(Stored data)
════════
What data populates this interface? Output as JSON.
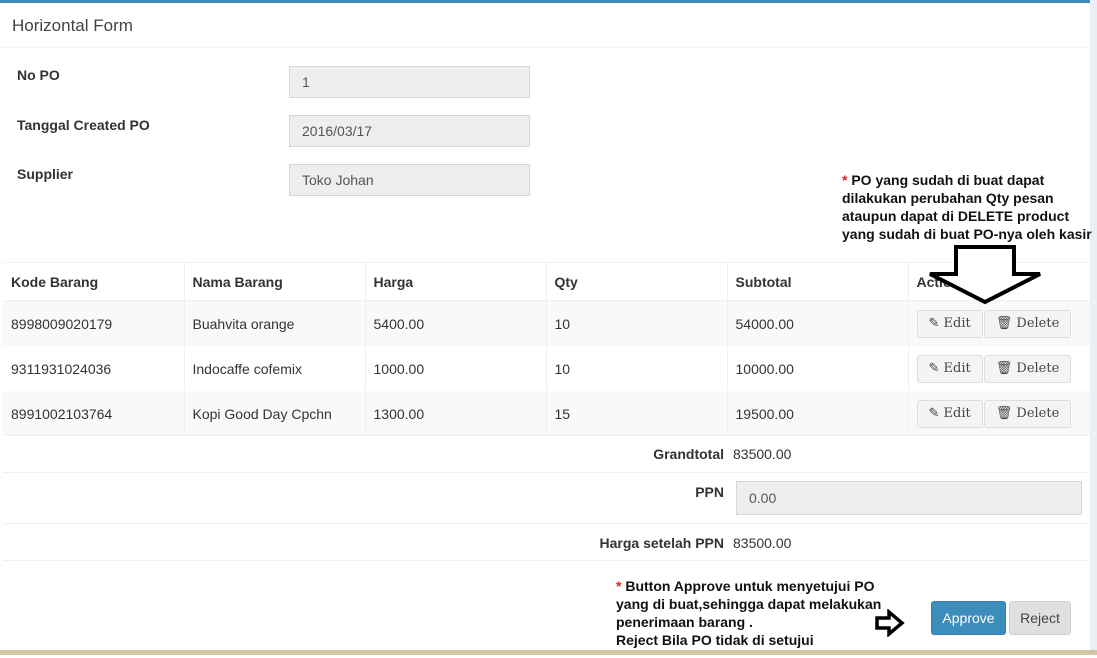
{
  "box": {
    "title": "Horizontal Form"
  },
  "form": {
    "no_po_label": "No PO",
    "no_po_value": "1",
    "tanggal_label": "Tanggal Created PO",
    "tanggal_value": "2016/03/17",
    "supplier_label": "Supplier",
    "supplier_value": "Toko Johan"
  },
  "note_edit": {
    "star": "*",
    "text": " PO yang sudah di buat dapat dilakukan perubahan Qty pesan ataupun dapat di DELETE product yang sudah di buat PO-nya oleh kasir"
  },
  "table": {
    "headers": [
      "Kode Barang",
      "Nama Barang",
      "Harga",
      "Qty",
      "Subtotal",
      "Action"
    ],
    "rows": [
      {
        "kode": "8998009020179",
        "nama": "Buahvita orange",
        "harga": "5400.00",
        "qty": "10",
        "subtotal": "54000.00"
      },
      {
        "kode": "9311931024036",
        "nama": "Indocaffe cofemix",
        "harga": "1000.00",
        "qty": "10",
        "subtotal": "10000.00"
      },
      {
        "kode": "8991002103764",
        "nama": "Kopi Good Day Cpchn",
        "harga": "1300.00",
        "qty": "15",
        "subtotal": "19500.00"
      }
    ],
    "edit_label": "Edit",
    "delete_label": "Delete"
  },
  "summary": {
    "grandtotal_label": "Grandtotal",
    "grandtotal_value": "83500.00",
    "ppn_label": "PPN",
    "ppn_value": "0.00",
    "setelah_label": "Harga setelah PPN",
    "setelah_value": "83500.00"
  },
  "note_approve": {
    "star": "*",
    "line1": " Button Approve untuk menyetujui PO",
    "line2": "yang di buat,sehingga dapat melakukan",
    "line3": "penerimaan barang .",
    "line4": "Reject Bila PO tidak di setujui"
  },
  "buttons": {
    "approve": "Approve",
    "reject": "Reject"
  },
  "icons": {
    "edit": "edit-icon",
    "delete": "trash-icon",
    "arrow_down": "arrow-down-icon",
    "arrow_right": "arrow-right-icon"
  },
  "colors": {
    "primary": "#3c8dbc",
    "note_star": "#dd2222"
  }
}
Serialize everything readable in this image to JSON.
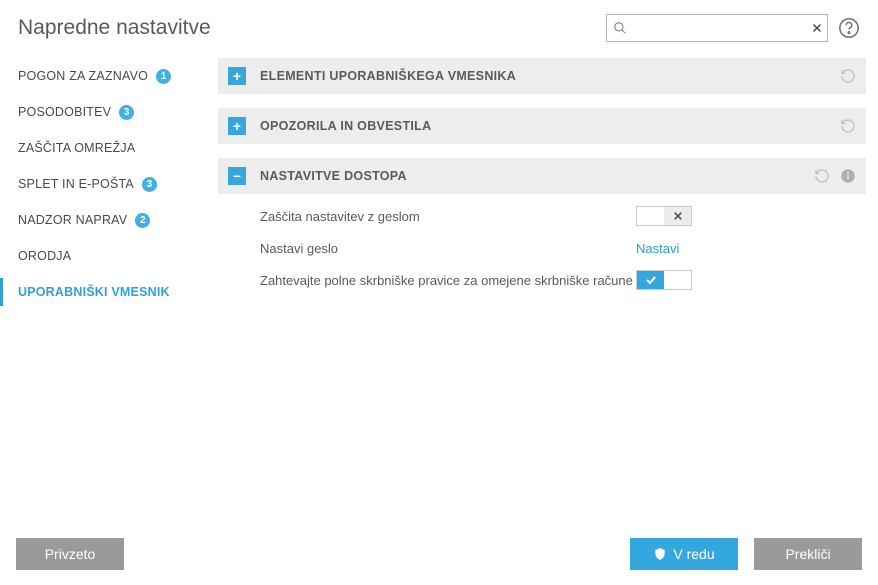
{
  "title": "Napredne nastavitve",
  "search": {
    "placeholder": ""
  },
  "sidebar": {
    "items": [
      {
        "label": "POGON ZA ZAZNAVO",
        "badge": "1"
      },
      {
        "label": "POSODOBITEV",
        "badge": "3"
      },
      {
        "label": "ZAŠČITA OMREŽJA",
        "badge": ""
      },
      {
        "label": "SPLET IN E-POŠTA",
        "badge": "3"
      },
      {
        "label": "NADZOR NAPRAV",
        "badge": "2"
      },
      {
        "label": "ORODJA",
        "badge": ""
      },
      {
        "label": "UPORABNIŠKI VMESNIK",
        "badge": ""
      }
    ]
  },
  "sections": {
    "ui_elements": {
      "title": "ELEMENTI UPORABNIŠKEGA VMESNIKA"
    },
    "alerts": {
      "title": "OPOZORILA IN OBVESTILA"
    },
    "access": {
      "title": "NASTAVITVE DOSTOPA",
      "rows": {
        "password_protect": "Zaščita nastavitev z geslom",
        "set_password": "Nastavi geslo",
        "set_password_action": "Nastavi",
        "require_admin": "Zahtevajte polne skrbniške pravice za omejene skrbniške račune"
      }
    }
  },
  "footer": {
    "default": "Privzeto",
    "ok": "V redu",
    "cancel": "Prekliči"
  }
}
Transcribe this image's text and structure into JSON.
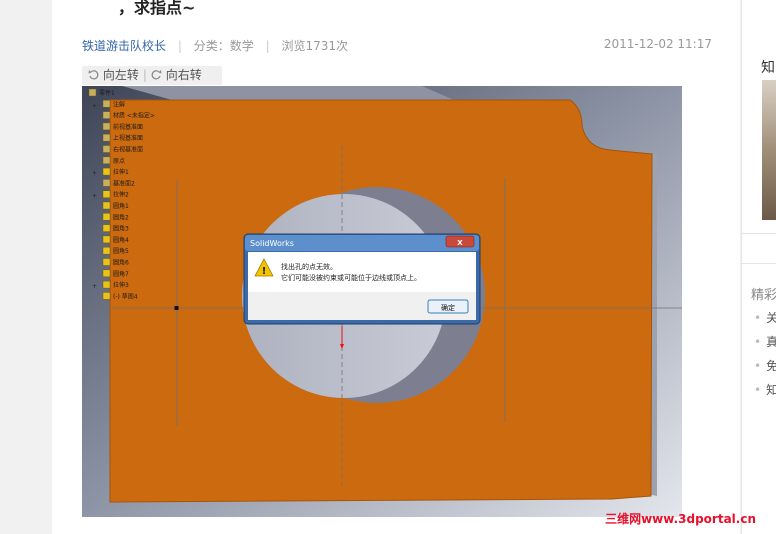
{
  "question": {
    "title_tail": "，求指点~"
  },
  "meta": {
    "author": "铁道游击队校长",
    "category_label": "分类：数学",
    "views_label": "浏览1731次",
    "datetime": "2011-12-02 11:17"
  },
  "image_toolbar": {
    "rotate_left": "向左转",
    "rotate_right": "向右转"
  },
  "solidworks": {
    "feature_tree": [
      "零件1",
      "注解",
      "材质 <未指定>",
      "前视基准面",
      "上视基准面",
      "右视基准面",
      "原点",
      "拉伸1",
      "基准面2",
      "拉伸2",
      "圆角1",
      "圆角2",
      "圆角3",
      "圆角4",
      "圆角5",
      "圆角6",
      "圆角7",
      "拉伸3",
      "(-) 草图4"
    ],
    "dialog": {
      "title": "SolidWorks",
      "message_line1": "找出孔的点无效。",
      "message_line2": "它们可能没被约束或可能位于边线或顶点上。",
      "ok_label": "确定",
      "close_label": "X"
    }
  },
  "sidebar": {
    "section_initial": "知",
    "featured_initial": "精彩",
    "items": [
      "关",
      "真",
      "免",
      "知"
    ]
  },
  "watermark": "三维网www.3dportal.cn",
  "colors": {
    "part_orange": "#cc6a0f",
    "link_blue": "#3366aa",
    "watermark_red": "#e8102a",
    "dialog_blue": "#4a7ab8"
  }
}
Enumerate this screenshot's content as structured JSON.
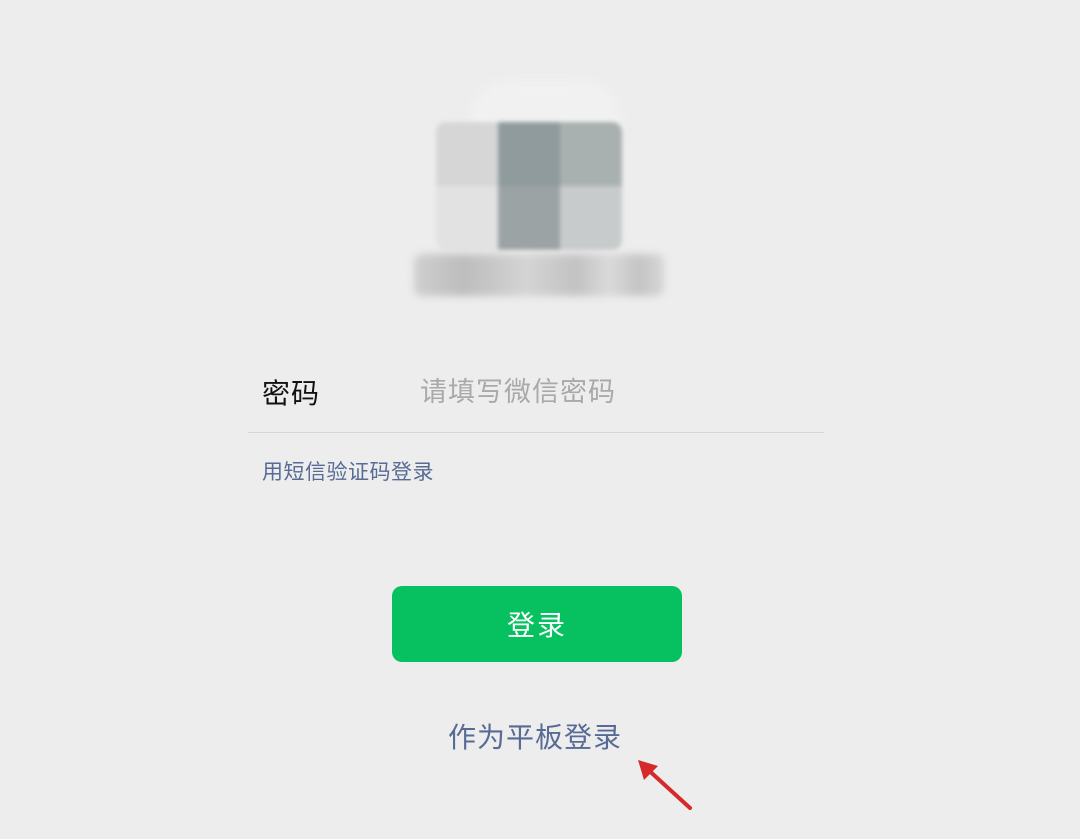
{
  "login": {
    "password_label": "密码",
    "password_placeholder": "请填写微信密码",
    "password_value": "",
    "sms_login_link": "用短信验证码登录",
    "login_button": "登录",
    "tablet_login_link": "作为平板登录"
  },
  "avatar": {
    "pixel_colors": [
      "#d6d6d6",
      "#8f9b9d",
      "#a9b0b0",
      "#e2e2e2",
      "#9ca3a4",
      "#c7cbcb"
    ]
  },
  "annotation": {
    "arrow_color": "#d42a2a",
    "arrow_icon": "red-arrow-pointer"
  },
  "colors": {
    "background": "#ededed",
    "accent_green": "#07c160",
    "link_blue": "#576b95"
  }
}
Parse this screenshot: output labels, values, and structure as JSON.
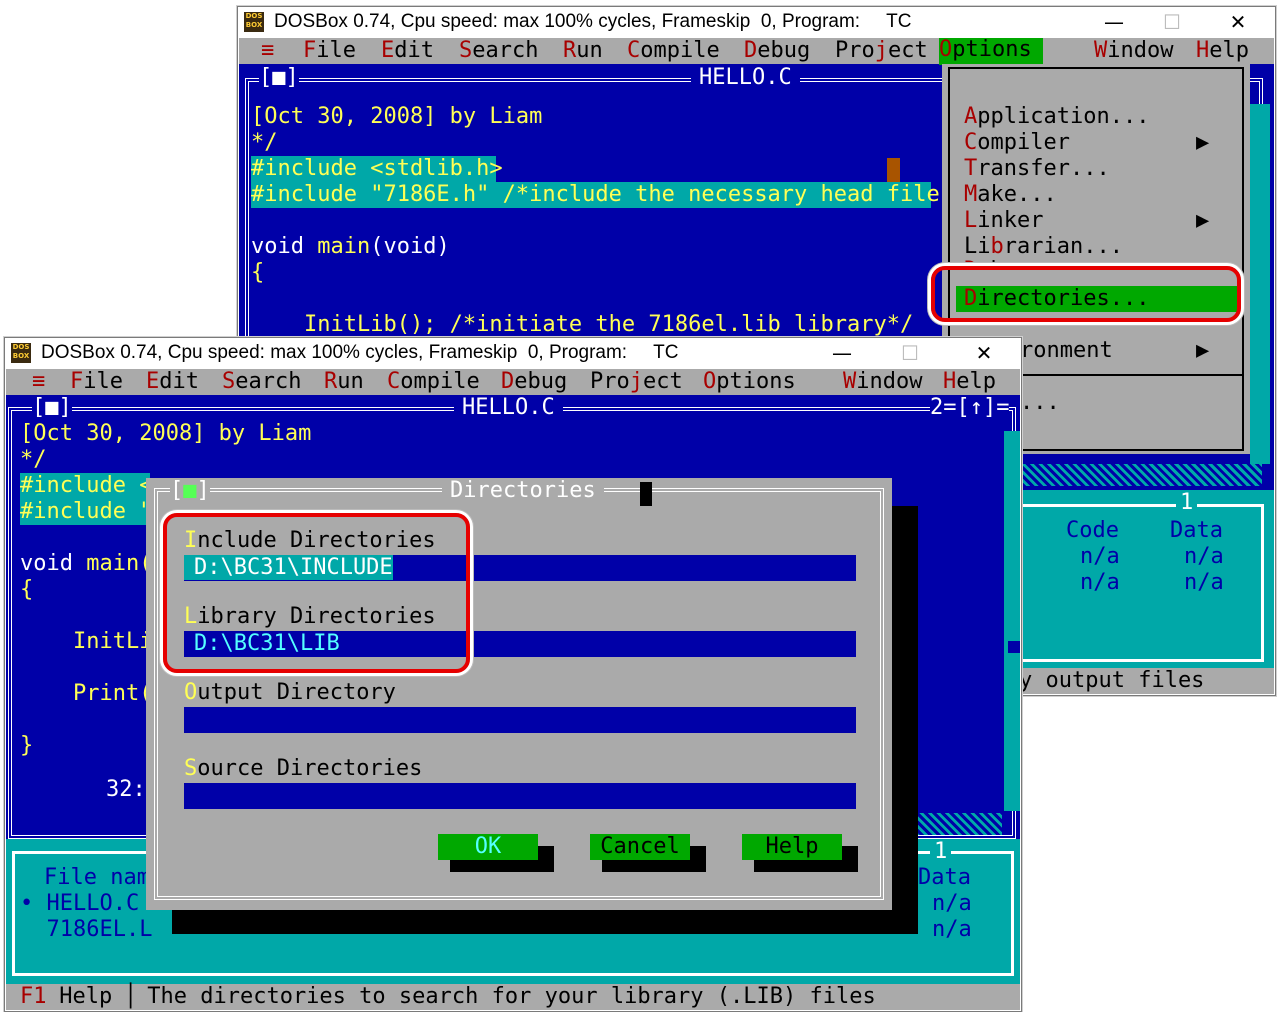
{
  "back_window": {
    "title": "DOSBox 0.74, Cpu speed: max 100% cycles, Frameskip  0, Program:     TC",
    "icon": "dosbox-icon",
    "menu": [
      {
        "hot": "F",
        "rest": "ile"
      },
      {
        "hot": "E",
        "rest": "dit"
      },
      {
        "hot": "S",
        "rest": "earch"
      },
      {
        "hot": "R",
        "rest": "un"
      },
      {
        "hot": "C",
        "rest": "ompile"
      },
      {
        "hot": "D",
        "rest": "ebug"
      },
      {
        "pre": "Pro",
        "hot": "j",
        "rest": "ect"
      },
      {
        "hot": "O",
        "rest": "ptions"
      },
      {
        "hot": "W",
        "rest": "indow"
      },
      {
        "hot": "H",
        "rest": "elp"
      }
    ],
    "system_menu": "≡",
    "editor_title": "HELLO.C",
    "editor_close": "[■]",
    "code": [
      "[Oct 30, 2008] by Liam",
      "*/",
      "#include <stdlib.h>",
      "#include \"7186E.h\" /*include the necessary head file",
      "",
      "void main(void)",
      "{",
      "",
      "    InitLib(); /*initiate the 7186el.lib library*/"
    ],
    "options_menu": [
      {
        "hot": "A",
        "rest": "pplication...",
        "arrow": false
      },
      {
        "hot": "C",
        "rest": "ompiler",
        "arrow": true
      },
      {
        "hot": "T",
        "rest": "ransfer...",
        "arrow": false
      },
      {
        "hot": "M",
        "rest": "ake...",
        "arrow": false
      },
      {
        "hot": "L",
        "rest": "inker",
        "arrow": true
      },
      {
        "pre": "Li",
        "hot": "b",
        "rest": "rarian...",
        "arrow": false
      },
      {
        "pre": "",
        "hot": "D",
        "rest": "ebugger",
        "arrow": false
      },
      {
        "hot": "D",
        "rest": "irectories...",
        "arrow": false
      },
      {
        "hot": "E",
        "rest": "nvironment",
        "arrow": true
      }
    ],
    "env_visible": "ronment",
    "more_dots": "...",
    "right_panel": {
      "number": "1",
      "col1": "Code",
      "col2": "Data",
      "row1": [
        "n/a",
        "n/a"
      ],
      "row2": [
        "n/a",
        "n/a"
      ]
    },
    "status_fragment": "y output files"
  },
  "front_window": {
    "title": "DOSBox 0.74, Cpu speed: max 100% cycles, Frameskip  0, Program:     TC",
    "editor_title": "HELLO.C",
    "editor_number": "2=[↑]=",
    "editor_close": "[■]",
    "code_lines": [
      "[Oct 30, 2008] by Liam",
      "*/",
      "#include <",
      "#include \"",
      "",
      "void main(",
      "{",
      "",
      "    InitLi",
      "",
      "    Print(",
      "",
      "}"
    ],
    "line_col": "32:",
    "messages": {
      "number": "1",
      "col_file": "File nam",
      "files": [
        "• HELLO.C",
        "  7186EL.L"
      ],
      "col_data": "Data",
      "data": [
        "n/a",
        "n/a"
      ]
    },
    "dialog": {
      "title": "Directories",
      "close": "[■]",
      "include_label_hot": "I",
      "include_label": "nclude Directories",
      "include_value": "D:\\BC31\\INCLUDE",
      "library_label_hot": "L",
      "library_label": "ibrary Directories",
      "library_value": "D:\\BC31\\LIB",
      "output_label_hot": "O",
      "output_label": "utput Directory",
      "output_value": "",
      "source_label_hot": "S",
      "source_label": "ource Directories",
      "source_value": "",
      "ok": "OK",
      "cancel": "Cancel",
      "help": "Help"
    },
    "status": {
      "key": "F1",
      "key_label": " Help ",
      "sep": "│",
      "hint": " The directories to search for your library (.LIB) files"
    }
  },
  "colors": {
    "dos_blue": "#0000a8",
    "dos_gray": "#aaaaaa",
    "dos_cyan": "#00a8a8",
    "highlight_green": "#00a800",
    "callout_red": "#e60000"
  }
}
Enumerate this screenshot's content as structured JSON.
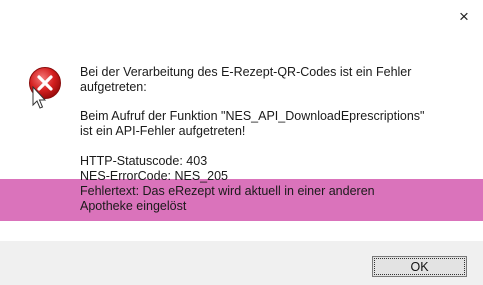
{
  "dialog": {
    "close_label": "×",
    "message": {
      "line1": "Bei der Verarbeitung des E-Rezept-QR-Codes ist ein Fehler",
      "line2": "aufgetreten:",
      "line3": "Beim Aufruf der Funktion \"NES_API_DownloadEprescriptions\"",
      "line4": "ist ein API-Fehler aufgetreten!",
      "line5": "HTTP-Statuscode: 403",
      "line6": "NES-ErrorCode: NES_205",
      "line7": "Fehlertext: Das eRezept wird aktuell in einer anderen",
      "line8": "Apotheke eingelöst"
    },
    "ok_label": "OK",
    "icon": "error-icon",
    "highlight_color": "#d45aaf"
  }
}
════════
**REQUIRED TASK**
Of the lines in the material, how many contain the word "aufgetreten"? Reply with the number and nothing else.

**SOLUTION BELOW**
2